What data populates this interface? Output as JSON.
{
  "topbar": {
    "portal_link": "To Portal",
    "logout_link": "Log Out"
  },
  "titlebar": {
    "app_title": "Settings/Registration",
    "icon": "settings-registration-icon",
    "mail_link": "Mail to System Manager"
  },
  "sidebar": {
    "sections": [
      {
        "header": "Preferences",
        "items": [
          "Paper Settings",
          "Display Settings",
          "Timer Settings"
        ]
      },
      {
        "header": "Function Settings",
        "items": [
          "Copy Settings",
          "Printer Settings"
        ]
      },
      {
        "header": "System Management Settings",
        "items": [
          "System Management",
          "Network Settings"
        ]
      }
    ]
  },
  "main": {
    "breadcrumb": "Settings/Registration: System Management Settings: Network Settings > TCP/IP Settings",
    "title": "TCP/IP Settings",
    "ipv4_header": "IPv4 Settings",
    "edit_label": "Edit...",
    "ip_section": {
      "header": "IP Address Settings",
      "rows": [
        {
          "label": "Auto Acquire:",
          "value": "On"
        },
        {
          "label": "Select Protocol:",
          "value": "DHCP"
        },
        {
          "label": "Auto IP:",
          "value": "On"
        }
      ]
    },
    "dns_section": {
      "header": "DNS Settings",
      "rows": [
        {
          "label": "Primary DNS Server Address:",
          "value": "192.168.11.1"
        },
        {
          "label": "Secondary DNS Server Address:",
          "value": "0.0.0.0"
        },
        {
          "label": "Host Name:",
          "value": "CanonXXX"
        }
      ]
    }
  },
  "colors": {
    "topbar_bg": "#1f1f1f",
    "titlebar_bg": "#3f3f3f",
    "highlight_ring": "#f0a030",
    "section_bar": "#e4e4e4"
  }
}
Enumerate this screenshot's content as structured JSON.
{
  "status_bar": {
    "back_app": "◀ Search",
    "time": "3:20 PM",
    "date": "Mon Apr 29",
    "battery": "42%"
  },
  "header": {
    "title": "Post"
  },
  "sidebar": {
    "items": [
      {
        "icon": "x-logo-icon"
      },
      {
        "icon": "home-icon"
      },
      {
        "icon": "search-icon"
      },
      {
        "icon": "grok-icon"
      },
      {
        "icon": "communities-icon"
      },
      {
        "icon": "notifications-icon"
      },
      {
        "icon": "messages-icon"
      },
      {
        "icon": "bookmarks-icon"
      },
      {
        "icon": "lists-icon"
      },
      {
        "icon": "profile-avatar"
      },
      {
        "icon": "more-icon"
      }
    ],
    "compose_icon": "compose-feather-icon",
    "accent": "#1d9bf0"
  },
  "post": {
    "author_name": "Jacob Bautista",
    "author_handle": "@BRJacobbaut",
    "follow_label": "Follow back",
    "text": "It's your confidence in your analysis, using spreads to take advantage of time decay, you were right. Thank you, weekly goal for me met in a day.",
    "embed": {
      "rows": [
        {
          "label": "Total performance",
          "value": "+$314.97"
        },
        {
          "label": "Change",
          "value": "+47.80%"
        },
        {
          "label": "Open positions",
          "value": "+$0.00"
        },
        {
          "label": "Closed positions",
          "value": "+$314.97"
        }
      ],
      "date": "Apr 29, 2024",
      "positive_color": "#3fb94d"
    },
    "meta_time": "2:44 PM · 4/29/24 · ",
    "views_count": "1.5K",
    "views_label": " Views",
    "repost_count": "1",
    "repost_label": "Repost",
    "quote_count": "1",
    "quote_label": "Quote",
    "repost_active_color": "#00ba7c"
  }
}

┄┄┄┄┄┄

▸ **Stated problem**:
Report every line containing the word "JSON" from the listing above.

▸ **Response**:
What data populates this interface? Output as JSON.
Enumerate this screenshot's content as structured JSON.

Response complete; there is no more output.